- **INSTRUCTIONS TO FOLLOW**:
Return every line below in which "Thinking" appears.

Records from a data collection
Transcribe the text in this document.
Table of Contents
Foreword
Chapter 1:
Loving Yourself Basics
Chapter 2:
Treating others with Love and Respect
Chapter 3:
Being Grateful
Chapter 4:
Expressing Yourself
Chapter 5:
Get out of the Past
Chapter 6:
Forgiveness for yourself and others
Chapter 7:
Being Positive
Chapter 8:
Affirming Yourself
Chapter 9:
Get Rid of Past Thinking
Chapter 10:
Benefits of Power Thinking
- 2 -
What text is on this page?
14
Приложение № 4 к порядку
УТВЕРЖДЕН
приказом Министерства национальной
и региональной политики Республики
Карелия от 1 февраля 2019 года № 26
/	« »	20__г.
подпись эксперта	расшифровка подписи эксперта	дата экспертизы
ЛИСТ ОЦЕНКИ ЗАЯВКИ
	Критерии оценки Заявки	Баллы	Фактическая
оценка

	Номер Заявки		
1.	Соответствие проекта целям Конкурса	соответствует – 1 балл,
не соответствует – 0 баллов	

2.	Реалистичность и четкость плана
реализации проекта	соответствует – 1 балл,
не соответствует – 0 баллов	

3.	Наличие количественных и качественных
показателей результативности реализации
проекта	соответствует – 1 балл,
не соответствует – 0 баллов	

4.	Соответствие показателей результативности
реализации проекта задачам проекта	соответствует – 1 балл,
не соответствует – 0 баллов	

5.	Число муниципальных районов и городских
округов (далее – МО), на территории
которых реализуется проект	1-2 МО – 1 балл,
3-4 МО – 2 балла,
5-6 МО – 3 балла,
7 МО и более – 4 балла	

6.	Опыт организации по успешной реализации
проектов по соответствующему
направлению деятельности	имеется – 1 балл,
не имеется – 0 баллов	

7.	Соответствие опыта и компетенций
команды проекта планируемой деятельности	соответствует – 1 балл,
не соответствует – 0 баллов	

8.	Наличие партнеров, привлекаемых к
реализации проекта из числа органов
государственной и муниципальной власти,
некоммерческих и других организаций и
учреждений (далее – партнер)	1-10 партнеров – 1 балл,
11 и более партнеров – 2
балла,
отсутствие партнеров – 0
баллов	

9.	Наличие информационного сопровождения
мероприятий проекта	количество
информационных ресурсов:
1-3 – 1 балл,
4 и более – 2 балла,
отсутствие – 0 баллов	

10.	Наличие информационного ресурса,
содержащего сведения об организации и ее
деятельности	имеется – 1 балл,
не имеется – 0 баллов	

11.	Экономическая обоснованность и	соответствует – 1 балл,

- **WORKED ANSWER**:
Get Rid of Past Thinking
Benefits of Power Thinking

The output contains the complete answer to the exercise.